State how many lines hold the string "value". Give the number and nothing else.
-- start DATASET EXCERPTS --
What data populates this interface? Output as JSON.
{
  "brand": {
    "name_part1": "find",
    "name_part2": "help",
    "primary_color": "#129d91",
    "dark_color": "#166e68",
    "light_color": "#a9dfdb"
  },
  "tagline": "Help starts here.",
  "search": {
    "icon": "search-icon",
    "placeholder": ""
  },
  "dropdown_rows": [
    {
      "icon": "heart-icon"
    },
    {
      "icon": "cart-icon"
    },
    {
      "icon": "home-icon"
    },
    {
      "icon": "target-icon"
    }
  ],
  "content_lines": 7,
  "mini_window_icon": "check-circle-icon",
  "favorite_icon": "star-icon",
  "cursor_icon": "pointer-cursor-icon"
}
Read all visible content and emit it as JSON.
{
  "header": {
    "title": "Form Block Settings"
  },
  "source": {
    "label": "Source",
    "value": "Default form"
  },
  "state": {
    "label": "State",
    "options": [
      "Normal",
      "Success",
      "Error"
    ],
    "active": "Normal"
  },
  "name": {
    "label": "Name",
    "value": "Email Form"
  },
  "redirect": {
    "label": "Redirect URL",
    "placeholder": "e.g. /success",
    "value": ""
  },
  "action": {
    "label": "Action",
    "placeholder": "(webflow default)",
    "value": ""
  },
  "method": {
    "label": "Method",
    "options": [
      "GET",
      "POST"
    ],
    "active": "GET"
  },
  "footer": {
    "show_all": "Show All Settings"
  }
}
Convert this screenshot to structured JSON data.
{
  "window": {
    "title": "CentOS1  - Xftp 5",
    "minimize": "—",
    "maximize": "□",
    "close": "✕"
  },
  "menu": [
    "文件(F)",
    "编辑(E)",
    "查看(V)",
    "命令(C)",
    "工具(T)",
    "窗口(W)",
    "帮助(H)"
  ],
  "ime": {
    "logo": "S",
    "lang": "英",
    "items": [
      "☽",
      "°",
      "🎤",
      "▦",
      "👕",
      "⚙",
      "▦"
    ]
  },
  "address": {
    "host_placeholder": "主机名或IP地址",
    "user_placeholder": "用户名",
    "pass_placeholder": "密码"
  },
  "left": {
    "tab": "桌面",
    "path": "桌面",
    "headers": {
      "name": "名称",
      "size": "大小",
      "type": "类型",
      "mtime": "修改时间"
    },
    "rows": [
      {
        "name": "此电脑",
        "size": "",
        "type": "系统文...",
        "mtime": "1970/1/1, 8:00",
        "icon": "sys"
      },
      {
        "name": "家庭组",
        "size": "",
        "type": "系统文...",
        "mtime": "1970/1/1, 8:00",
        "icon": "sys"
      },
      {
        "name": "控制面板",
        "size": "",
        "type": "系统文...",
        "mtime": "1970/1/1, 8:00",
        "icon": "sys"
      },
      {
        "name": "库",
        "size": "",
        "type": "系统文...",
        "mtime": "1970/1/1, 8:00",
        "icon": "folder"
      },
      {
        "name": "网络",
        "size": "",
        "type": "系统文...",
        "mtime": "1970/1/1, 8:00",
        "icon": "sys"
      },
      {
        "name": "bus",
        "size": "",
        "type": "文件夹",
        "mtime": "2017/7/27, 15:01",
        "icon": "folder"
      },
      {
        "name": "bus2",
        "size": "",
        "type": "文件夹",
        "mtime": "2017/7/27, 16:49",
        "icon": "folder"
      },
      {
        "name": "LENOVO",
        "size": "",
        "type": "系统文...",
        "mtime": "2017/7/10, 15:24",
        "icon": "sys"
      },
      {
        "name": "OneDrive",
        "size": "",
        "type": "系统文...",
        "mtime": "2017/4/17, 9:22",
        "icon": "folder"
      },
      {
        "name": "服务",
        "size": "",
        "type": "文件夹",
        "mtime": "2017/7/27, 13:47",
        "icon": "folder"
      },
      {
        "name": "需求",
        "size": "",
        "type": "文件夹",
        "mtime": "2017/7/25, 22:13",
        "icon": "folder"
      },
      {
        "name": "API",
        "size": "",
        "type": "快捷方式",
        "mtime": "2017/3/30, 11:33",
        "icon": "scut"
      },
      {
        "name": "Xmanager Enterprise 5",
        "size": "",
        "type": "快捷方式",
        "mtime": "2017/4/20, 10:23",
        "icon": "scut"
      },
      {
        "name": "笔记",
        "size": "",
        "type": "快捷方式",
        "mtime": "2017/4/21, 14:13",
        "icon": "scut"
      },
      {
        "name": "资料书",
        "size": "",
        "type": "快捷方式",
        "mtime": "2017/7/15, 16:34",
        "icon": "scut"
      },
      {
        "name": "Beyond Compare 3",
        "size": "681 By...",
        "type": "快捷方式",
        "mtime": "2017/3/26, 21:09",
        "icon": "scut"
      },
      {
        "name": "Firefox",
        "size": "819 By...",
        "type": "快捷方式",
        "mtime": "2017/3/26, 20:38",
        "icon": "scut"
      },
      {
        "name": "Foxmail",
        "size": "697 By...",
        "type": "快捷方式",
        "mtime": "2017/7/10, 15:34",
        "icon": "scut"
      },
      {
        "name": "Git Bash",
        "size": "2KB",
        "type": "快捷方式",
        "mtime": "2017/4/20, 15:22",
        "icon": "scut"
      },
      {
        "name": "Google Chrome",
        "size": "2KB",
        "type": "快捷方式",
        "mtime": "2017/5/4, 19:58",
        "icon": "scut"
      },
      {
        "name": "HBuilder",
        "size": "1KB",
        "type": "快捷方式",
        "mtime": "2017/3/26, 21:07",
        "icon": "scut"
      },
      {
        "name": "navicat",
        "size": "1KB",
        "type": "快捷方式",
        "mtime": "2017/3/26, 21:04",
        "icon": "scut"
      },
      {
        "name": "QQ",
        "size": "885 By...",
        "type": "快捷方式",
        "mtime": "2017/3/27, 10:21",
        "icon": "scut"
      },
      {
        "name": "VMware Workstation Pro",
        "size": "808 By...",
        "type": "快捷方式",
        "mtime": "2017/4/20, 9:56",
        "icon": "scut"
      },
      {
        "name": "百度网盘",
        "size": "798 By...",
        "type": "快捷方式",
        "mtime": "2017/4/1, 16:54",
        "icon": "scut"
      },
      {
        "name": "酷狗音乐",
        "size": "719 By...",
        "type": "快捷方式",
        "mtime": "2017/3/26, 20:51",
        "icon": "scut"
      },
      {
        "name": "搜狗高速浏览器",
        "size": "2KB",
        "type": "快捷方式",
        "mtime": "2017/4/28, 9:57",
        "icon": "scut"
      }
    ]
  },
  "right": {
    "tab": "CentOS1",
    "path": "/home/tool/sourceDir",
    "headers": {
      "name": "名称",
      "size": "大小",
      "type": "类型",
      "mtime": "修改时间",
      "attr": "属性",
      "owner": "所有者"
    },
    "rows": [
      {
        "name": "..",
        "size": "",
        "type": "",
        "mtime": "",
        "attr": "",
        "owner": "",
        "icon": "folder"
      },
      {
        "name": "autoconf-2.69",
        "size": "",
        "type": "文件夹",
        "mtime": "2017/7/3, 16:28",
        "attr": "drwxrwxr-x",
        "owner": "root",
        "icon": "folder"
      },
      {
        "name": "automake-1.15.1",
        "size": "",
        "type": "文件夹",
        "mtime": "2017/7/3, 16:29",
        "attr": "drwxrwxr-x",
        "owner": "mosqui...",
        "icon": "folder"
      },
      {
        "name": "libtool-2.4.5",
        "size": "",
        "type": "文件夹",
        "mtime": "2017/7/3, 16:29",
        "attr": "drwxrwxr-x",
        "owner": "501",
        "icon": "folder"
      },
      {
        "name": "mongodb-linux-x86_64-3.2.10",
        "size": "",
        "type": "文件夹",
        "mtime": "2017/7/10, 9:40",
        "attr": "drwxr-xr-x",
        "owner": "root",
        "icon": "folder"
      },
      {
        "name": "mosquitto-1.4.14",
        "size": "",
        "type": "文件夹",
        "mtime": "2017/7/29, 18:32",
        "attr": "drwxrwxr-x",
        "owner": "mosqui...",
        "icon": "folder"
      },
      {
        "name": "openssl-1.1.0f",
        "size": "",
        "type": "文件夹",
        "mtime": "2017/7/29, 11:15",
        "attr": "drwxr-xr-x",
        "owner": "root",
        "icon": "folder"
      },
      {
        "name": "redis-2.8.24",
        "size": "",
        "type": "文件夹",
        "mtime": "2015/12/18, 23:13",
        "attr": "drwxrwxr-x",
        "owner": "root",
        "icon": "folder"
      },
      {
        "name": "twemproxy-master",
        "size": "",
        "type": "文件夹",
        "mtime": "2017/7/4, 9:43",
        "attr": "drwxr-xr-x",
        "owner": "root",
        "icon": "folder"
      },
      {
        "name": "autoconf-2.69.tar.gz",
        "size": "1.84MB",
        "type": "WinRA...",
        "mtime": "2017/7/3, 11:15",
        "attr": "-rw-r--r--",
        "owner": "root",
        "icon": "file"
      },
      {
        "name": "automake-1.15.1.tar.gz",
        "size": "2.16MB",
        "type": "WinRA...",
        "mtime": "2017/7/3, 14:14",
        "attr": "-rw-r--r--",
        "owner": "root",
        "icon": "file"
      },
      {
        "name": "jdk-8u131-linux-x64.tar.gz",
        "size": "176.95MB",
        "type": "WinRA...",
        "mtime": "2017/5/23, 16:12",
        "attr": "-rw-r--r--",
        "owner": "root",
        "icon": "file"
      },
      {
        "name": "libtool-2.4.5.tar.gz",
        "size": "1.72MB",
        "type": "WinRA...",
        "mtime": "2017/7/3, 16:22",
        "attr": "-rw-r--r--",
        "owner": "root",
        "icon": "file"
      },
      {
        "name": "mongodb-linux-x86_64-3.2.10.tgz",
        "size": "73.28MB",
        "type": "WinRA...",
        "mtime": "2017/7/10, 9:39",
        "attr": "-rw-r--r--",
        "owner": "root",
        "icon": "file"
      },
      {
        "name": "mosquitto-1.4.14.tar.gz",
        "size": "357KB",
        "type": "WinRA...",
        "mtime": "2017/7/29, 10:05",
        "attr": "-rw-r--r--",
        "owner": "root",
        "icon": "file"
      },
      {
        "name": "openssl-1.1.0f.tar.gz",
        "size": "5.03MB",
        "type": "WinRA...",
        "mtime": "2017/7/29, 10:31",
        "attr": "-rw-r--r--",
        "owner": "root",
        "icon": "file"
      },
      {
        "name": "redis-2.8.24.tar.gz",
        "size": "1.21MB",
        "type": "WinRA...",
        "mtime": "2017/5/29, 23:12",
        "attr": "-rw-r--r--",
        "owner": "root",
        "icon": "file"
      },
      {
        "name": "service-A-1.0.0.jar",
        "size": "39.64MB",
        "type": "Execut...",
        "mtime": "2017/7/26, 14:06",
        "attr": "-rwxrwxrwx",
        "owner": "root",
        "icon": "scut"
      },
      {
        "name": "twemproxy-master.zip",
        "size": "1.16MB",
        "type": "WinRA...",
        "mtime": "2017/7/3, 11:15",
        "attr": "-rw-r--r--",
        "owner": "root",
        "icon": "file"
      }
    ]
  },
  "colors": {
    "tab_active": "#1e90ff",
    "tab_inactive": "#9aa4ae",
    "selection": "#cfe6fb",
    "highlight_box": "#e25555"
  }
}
-- end DATASET EXCERPTS --
EXPECTED ANSWER - 4